__Exercise prompt__:
Please pull out every line of the listing below that contains the word "COMMENTS", and copy each one in full.

__Items__:
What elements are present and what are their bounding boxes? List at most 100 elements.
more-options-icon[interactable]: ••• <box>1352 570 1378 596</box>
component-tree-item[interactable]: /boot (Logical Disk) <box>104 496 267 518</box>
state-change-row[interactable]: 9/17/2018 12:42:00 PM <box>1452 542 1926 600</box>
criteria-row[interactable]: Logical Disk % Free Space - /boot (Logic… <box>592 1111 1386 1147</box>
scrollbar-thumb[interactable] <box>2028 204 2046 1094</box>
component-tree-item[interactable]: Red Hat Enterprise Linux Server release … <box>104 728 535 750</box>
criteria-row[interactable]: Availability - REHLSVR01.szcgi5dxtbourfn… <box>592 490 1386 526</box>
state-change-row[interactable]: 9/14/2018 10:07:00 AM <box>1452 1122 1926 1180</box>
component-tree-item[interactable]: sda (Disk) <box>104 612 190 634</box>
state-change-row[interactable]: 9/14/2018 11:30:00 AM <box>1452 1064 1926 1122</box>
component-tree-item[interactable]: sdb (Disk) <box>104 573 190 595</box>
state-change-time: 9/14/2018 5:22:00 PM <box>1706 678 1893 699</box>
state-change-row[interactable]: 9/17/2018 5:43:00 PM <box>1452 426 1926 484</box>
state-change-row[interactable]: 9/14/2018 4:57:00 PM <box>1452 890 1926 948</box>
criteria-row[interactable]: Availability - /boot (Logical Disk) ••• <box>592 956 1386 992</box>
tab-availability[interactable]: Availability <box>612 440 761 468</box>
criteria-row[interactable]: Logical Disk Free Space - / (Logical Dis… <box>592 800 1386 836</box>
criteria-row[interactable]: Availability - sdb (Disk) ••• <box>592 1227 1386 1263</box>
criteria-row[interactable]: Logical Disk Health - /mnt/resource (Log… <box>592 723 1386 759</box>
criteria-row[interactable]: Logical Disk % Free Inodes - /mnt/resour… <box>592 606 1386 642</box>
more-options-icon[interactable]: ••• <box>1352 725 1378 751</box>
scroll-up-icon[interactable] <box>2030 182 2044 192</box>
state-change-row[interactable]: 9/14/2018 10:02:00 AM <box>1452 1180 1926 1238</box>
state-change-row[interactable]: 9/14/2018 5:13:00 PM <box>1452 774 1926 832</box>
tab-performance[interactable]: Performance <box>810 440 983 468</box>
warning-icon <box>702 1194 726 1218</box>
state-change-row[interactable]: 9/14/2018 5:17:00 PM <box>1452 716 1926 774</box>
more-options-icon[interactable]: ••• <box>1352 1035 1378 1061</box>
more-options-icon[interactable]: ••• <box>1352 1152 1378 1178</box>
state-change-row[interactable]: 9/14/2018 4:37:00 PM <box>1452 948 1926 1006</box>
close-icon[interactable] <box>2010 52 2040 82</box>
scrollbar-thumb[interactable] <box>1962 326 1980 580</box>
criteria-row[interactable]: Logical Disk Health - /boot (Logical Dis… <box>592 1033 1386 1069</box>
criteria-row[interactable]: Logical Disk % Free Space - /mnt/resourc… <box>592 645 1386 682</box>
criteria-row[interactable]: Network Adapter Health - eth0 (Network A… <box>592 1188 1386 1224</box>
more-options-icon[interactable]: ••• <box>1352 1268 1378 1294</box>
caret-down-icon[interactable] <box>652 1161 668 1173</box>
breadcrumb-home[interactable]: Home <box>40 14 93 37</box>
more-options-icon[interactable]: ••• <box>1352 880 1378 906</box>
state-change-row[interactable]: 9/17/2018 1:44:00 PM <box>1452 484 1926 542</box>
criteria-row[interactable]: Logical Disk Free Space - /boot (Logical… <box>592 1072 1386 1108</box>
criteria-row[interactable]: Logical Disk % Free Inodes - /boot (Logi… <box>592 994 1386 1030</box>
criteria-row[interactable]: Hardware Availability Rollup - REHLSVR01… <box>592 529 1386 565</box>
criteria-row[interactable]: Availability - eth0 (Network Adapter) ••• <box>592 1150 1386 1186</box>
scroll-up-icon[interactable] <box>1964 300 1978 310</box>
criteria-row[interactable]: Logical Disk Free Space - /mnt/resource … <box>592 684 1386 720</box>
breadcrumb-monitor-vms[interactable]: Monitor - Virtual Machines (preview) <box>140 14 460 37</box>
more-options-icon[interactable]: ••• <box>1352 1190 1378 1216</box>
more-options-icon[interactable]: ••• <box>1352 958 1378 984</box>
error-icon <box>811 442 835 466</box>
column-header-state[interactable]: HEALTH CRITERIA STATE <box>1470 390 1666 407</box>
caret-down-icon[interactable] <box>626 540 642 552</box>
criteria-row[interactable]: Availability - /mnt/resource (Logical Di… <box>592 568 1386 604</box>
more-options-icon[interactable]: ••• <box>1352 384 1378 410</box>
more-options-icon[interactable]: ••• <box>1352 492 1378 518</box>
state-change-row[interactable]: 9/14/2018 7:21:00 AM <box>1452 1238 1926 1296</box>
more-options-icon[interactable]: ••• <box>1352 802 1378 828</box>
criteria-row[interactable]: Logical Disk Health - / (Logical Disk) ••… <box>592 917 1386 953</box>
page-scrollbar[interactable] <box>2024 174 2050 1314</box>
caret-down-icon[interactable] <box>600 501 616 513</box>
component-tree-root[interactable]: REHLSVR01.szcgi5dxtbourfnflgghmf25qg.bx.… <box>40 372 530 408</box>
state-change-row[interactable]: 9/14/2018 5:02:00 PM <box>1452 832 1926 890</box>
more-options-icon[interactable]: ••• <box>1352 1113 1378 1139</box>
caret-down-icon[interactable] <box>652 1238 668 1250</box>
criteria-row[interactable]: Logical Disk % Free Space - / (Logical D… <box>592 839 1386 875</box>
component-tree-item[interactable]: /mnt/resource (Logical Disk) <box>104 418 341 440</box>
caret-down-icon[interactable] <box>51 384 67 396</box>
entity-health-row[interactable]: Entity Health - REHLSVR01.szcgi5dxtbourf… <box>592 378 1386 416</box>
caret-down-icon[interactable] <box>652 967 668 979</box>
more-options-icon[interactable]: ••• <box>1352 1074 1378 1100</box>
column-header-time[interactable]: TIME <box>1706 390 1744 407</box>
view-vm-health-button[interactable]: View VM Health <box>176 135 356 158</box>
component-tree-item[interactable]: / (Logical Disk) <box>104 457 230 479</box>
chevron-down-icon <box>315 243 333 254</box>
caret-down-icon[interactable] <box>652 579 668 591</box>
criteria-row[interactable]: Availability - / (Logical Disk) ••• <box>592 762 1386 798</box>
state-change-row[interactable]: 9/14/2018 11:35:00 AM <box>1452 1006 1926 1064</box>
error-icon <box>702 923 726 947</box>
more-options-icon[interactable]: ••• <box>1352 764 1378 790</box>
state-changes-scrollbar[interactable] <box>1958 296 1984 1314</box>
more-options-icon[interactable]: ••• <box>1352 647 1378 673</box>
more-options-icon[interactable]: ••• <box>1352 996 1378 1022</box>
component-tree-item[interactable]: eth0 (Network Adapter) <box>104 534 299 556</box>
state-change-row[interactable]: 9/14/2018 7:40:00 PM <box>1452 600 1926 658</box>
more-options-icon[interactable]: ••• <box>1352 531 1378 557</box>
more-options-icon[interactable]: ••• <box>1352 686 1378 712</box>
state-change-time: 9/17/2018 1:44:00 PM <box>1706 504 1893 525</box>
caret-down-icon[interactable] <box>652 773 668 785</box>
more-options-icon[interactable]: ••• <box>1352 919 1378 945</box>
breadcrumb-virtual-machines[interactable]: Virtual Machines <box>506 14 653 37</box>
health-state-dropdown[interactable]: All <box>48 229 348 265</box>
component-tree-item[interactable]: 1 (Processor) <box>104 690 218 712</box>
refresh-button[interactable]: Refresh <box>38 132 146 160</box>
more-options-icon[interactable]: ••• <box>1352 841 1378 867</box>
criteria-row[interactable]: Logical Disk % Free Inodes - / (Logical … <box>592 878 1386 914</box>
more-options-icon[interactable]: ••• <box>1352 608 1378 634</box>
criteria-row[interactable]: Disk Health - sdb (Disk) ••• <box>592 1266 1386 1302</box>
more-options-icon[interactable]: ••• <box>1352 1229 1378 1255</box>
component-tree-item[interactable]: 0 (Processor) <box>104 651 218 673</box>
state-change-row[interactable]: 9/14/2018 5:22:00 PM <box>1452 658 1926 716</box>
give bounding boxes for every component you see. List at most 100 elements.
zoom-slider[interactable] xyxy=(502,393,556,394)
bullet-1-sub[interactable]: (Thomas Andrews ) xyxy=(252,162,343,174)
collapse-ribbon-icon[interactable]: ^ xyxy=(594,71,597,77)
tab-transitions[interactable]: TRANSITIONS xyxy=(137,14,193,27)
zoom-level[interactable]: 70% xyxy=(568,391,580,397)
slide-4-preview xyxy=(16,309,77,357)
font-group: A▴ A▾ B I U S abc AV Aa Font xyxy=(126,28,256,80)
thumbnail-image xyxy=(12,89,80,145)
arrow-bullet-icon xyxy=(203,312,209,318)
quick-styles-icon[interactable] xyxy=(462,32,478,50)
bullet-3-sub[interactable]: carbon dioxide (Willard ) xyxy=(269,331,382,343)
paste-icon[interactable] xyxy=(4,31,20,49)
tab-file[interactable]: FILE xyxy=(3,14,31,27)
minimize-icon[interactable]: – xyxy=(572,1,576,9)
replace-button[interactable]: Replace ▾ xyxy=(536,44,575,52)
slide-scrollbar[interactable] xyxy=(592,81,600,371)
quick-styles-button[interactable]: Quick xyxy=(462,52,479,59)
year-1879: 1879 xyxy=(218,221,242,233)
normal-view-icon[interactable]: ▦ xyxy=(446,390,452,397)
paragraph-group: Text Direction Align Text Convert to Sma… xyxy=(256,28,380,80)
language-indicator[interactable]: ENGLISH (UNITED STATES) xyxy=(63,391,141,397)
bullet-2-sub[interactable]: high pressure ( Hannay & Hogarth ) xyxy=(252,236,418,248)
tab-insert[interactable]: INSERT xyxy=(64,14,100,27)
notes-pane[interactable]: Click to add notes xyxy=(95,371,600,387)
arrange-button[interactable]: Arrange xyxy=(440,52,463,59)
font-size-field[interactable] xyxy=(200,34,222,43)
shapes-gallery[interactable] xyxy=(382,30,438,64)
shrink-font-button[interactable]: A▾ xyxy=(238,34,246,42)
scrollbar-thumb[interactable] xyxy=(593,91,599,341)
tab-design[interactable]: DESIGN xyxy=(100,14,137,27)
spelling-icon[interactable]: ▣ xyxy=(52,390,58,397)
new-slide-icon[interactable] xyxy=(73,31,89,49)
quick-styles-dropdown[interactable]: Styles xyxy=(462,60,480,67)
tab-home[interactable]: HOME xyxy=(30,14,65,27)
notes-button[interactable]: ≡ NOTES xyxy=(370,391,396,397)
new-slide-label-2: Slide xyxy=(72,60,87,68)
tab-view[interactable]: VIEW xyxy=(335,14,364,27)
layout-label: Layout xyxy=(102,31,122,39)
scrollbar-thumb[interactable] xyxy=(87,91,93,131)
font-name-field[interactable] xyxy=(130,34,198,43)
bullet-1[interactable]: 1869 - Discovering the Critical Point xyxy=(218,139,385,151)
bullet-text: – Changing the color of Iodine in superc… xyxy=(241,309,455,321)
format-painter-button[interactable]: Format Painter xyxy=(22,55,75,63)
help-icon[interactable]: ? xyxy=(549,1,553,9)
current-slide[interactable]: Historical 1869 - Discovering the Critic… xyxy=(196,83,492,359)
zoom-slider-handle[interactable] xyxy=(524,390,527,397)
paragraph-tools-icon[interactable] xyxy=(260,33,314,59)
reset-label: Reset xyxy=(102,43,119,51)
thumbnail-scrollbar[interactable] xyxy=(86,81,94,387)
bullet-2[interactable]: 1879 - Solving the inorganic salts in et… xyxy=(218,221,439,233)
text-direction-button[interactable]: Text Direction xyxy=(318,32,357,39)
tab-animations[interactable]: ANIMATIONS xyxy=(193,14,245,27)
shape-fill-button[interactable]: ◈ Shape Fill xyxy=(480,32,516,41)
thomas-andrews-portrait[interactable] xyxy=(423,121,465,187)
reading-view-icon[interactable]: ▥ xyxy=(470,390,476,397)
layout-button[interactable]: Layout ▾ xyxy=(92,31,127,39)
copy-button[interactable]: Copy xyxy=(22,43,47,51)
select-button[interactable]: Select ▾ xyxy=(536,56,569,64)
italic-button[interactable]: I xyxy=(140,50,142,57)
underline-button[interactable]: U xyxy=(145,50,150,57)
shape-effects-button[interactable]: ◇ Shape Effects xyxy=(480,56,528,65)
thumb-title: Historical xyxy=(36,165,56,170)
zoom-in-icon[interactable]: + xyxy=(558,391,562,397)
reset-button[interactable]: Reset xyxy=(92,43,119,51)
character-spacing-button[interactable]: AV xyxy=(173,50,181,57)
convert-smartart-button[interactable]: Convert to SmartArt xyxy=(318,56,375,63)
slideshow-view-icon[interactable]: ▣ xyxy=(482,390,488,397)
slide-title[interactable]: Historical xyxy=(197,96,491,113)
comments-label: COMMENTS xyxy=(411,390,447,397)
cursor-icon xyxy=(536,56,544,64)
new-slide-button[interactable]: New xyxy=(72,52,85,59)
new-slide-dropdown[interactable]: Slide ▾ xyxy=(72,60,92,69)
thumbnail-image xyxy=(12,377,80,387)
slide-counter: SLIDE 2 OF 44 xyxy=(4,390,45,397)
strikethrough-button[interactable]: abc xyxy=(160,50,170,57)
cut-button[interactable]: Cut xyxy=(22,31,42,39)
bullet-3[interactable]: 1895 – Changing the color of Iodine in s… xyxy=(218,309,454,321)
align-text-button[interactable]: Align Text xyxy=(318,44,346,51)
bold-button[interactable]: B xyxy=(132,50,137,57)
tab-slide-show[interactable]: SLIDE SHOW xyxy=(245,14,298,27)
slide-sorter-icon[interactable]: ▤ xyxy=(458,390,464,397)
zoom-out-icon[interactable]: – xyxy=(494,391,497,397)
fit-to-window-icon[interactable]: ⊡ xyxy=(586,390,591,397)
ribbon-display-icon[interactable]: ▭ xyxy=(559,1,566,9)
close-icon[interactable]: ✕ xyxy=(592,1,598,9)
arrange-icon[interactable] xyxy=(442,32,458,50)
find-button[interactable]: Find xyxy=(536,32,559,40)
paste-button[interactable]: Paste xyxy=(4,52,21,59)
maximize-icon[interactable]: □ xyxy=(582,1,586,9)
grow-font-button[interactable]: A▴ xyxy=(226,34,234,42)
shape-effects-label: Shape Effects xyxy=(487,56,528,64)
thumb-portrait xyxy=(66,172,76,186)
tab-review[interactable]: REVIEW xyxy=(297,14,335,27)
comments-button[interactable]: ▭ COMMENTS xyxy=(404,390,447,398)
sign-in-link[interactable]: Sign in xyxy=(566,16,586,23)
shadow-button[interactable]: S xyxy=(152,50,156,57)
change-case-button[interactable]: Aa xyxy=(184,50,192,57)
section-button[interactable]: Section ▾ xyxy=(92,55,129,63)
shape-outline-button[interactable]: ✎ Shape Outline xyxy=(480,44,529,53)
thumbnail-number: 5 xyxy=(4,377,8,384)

__The answer__:
comments-label: COMMENTS xyxy=(411,390,447,397)
comments-button[interactable]: ▭ COMMENTS xyxy=(404,390,447,398)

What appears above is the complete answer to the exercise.